> [What the exercise asks] Copy out each line of the material below with no changes.

Source records:
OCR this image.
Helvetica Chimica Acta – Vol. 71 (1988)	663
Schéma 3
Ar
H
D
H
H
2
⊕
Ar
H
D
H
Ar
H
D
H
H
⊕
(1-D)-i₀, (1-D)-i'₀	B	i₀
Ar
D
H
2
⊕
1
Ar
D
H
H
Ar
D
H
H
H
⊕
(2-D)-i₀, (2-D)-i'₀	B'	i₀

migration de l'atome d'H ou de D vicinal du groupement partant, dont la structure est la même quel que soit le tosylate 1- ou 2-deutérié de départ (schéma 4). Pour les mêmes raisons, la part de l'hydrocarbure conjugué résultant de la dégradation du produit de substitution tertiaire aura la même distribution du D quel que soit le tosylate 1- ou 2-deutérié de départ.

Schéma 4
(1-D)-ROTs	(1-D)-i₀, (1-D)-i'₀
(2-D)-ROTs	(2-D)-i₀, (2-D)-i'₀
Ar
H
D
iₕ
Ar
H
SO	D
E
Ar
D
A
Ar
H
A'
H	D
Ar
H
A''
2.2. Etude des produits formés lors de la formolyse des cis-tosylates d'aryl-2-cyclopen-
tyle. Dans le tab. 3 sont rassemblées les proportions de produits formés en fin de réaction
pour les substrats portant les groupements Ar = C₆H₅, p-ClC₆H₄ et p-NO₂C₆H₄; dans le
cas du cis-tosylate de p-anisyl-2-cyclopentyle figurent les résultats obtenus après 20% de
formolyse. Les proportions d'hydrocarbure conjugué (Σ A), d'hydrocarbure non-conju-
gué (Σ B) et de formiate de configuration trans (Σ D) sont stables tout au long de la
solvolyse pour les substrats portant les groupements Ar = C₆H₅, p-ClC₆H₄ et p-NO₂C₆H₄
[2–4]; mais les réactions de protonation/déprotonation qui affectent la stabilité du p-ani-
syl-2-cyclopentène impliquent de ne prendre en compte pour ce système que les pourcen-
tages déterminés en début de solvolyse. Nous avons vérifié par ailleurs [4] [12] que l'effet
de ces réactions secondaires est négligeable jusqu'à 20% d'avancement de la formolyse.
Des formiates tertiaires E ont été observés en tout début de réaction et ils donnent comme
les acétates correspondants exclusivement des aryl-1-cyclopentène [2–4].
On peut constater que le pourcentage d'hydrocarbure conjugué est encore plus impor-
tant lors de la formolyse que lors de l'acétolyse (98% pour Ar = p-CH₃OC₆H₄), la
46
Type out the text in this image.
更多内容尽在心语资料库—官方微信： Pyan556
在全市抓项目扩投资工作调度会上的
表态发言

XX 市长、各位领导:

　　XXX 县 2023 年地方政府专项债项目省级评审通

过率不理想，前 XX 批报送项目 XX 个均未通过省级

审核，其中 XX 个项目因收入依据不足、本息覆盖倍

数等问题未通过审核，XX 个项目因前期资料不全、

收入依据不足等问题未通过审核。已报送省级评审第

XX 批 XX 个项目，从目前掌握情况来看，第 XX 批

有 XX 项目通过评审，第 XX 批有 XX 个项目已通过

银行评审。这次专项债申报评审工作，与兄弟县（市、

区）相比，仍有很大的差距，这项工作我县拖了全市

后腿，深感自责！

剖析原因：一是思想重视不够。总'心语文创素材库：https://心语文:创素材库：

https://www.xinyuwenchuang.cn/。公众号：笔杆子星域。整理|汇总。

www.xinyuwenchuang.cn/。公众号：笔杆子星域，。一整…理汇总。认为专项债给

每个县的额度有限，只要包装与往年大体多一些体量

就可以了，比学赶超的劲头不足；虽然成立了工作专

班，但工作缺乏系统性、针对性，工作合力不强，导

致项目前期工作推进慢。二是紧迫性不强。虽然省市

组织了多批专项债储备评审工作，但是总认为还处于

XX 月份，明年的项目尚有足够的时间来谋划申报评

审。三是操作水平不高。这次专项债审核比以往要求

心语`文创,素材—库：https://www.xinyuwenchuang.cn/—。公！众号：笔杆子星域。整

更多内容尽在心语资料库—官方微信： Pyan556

> [Correct output]
OCR this image.
Helvetica Chimica Acta – Vol. 71 (1988)	663
Schéma 3
Ar
H
D
H
H
2
⊕
Ar
H
D
H
Ar
H
D
H
H
⊕
(1-D)-i₀, (1-D)-i'₀	B	i₀
Ar
D
H
2
⊕
1
Ar
D
H
H
Ar
D
H
H
H
⊕
(2-D)-i₀, (2-D)-i'₀	B'	i₀

migration de l'atome d'H ou de D vicinal du groupement partant, dont la structure est la même quel que soit le tosylate 1- ou 2-deutérié de départ (schéma 4). Pour les mêmes raisons, la part de l'hydrocarbure conjugué résultant de la dégradation du produit de substitution tertiaire aura la même distribution du D quel que soit le tosylate 1- ou 2-deutérié de départ.

Schéma 4
(1-D)-ROTs	(1-D)-i₀, (1-D)-i'₀
(2-D)-ROTs	(2-D)-i₀, (2-D)-i'₀
Ar
H
D
iₕ
Ar
H
SO	D
E
Ar
D
A
Ar
H
A'
H	D
Ar
H
A''
2.2. Etude des produits formés lors de la formolyse des cis-tosylates d'aryl-2-cyclopen-
tyle. Dans le tab. 3 sont rassemblées les proportions de produits formés en fin de réaction
pour les substrats portant les groupements Ar = C₆H₅, p-ClC₆H₄ et p-NO₂C₆H₄; dans le
cas du cis-tosylate de p-anisyl-2-cyclopentyle figurent les résultats obtenus après 20% de
formolyse. Les proportions d'hydrocarbure conjugué (Σ A), d'hydrocarbure non-conju-
gué (Σ B) et de formiate de configuration trans (Σ D) sont stables tout au long de la
solvolyse pour les substrats portant les groupements Ar = C₆H₅, p-ClC₆H₄ et p-NO₂C₆H₄
[2–4]; mais les réactions de protonation/déprotonation qui affectent la stabilité du p-ani-
syl-2-cyclopentène impliquent de ne prendre en compte pour ce système que les pourcen-
tages déterminés en début de solvolyse. Nous avons vérifié par ailleurs [4] [12] que l'effet
de ces réactions secondaires est négligeable jusqu'à 20% d'avancement de la formolyse.
Des formiates tertiaires E ont été observés en tout début de réaction et ils donnent comme
les acétates correspondants exclusivement des aryl-1-cyclopentène [2–4].
On peut constater que le pourcentage d'hydrocarbure conjugué est encore plus impor-
tant lors de la formolyse que lors de l'acétolyse (98% pour Ar = p-CH₃OC₆H₄), la
46
Type out the text in this image.
更多内容尽在心语资料库—官方微信： Pyan556
在全市抓项目扩投资工作调度会上的
表态发言

XX 市长、各位领导:

　　XXX 县 2023 年地方政府专项债项目省级评审通

过率不理想，前 XX 批报送项目 XX 个均未通过省级

审核，其中 XX 个项目因收入依据不足、本息覆盖倍

数等问题未通过审核，XX 个项目因前期资料不全、

收入依据不足等问题未通过审核。已报送省级评审第

XX 批 XX 个项目，从目前掌握情况来看，第 XX 批

有 XX 项目通过评审，第 XX 批有 XX 个项目已通过

银行评审。这次专项债申报评审工作，与兄弟县（市、

区）相比，仍有很大的差距，这项工作我县拖了全市

后腿，深感自责！

剖析原因：一是思想重视不够。总'心语文创素材库：https://心语文:创素材库：

https://www.xinyuwenchuang.cn/。公众号：笔杆子星域。整理|汇总。

www.xinyuwenchuang.cn/。公众号：笔杆子星域，。一整…理汇总。认为专项债给

每个县的额度有限，只要包装与往年大体多一些体量

就可以了，比学赶超的劲头不足；虽然成立了工作专

班，但工作缺乏系统性、针对性，工作合力不强，导

致项目前期工作推进慢。二是紧迫性不强。虽然省市

组织了多批专项债储备评审工作，但是总认为还处于

XX 月份，明年的项目尚有足够的时间来谋划申报评

审。三是操作水平不高。这次专项债审核比以往要求

心语`文创,素材—库：https://www.xinyuwenchuang.cn/—。公！众号：笔杆子星域。整

更多内容尽在心语资料库—官方微信： Pyan556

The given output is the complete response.